## What the task requires
Skip the images and copy each record exactly as written.

## Recorded information
═══

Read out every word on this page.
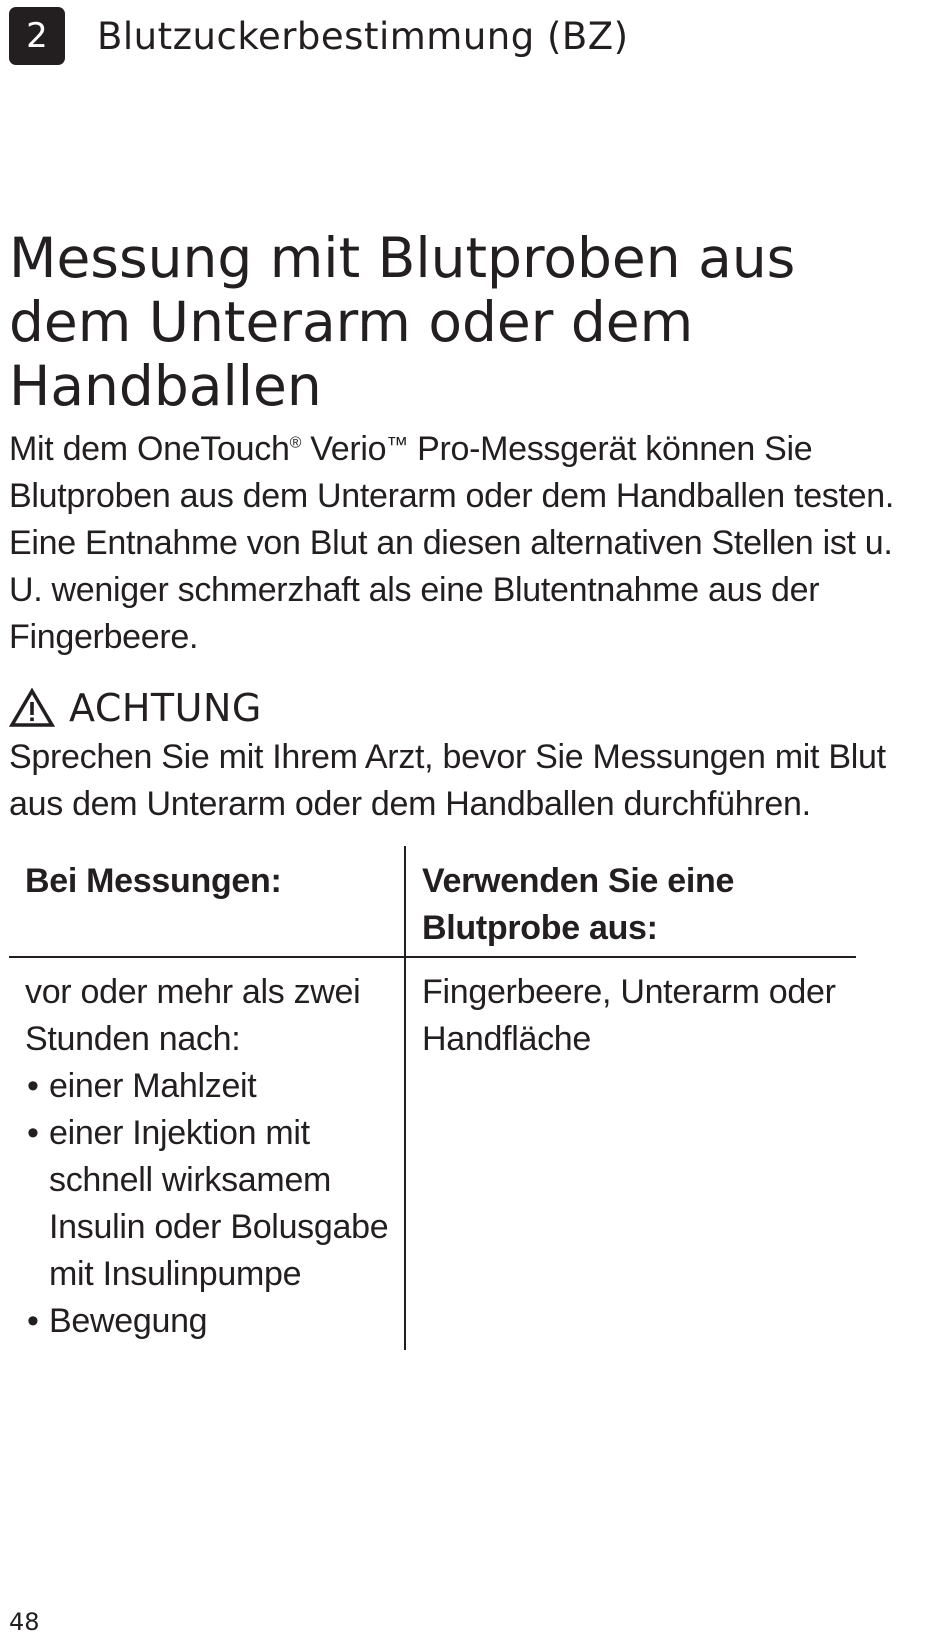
2	Blutzuckerbestimmung (BZ)
Messung mit Blutproben aus dem Unterarm oder dem Handballen

Mit dem OneTouch® Verio™ Pro-Messgerät können Sie Blutproben aus dem Unterarm oder dem Handballen testen. Eine Entnahme von Blut an diesen alternativen Stellen ist u. U. weniger schmerzhaft als eine Blutentnahme aus der Fingerbeere.

ACHTUNG

Sprechen Sie mit Ihrem Arzt, bevor Sie Messungen mit Blut aus dem Unterarm oder dem Handballen durchführen.

Bei Messungen:	Verwenden Sie eine Blutprobe aus:
vor oder mehr als zwei Stunden nach:
• einer Mahlzeit
• einer Injektion mit schnell wirksamem Insulin oder Bolusgabe mit Insulinpumpe
• Bewegung
Fingerbeere, Unterarm oder Handfläche
48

═══

## Solution below
Read out every word on this page.
2	Blutzuckerbestimmung (BZ)
Messung mit Blutproben aus dem Unterarm oder dem Handballen

Mit dem OneTouch® Verio™ Pro-Messgerät können Sie Blutproben aus dem Unterarm oder dem Handballen testen. Eine Entnahme von Blut an diesen alternativen Stellen ist u. U. weniger schmerzhaft als eine Blutentnahme aus der Fingerbeere.

ACHTUNG

Sprechen Sie mit Ihrem Arzt, bevor Sie Messungen mit Blut aus dem Unterarm oder dem Handballen durchführen.

Bei Messungen:	Verwenden Sie eine Blutprobe aus:
vor oder mehr als zwei Stunden nach:
• einer Mahlzeit
• einer Injektion mit schnell wirksamem Insulin oder Bolusgabe mit Insulinpumpe
• Bewegung
Fingerbeere, Unterarm oder Handfläche
48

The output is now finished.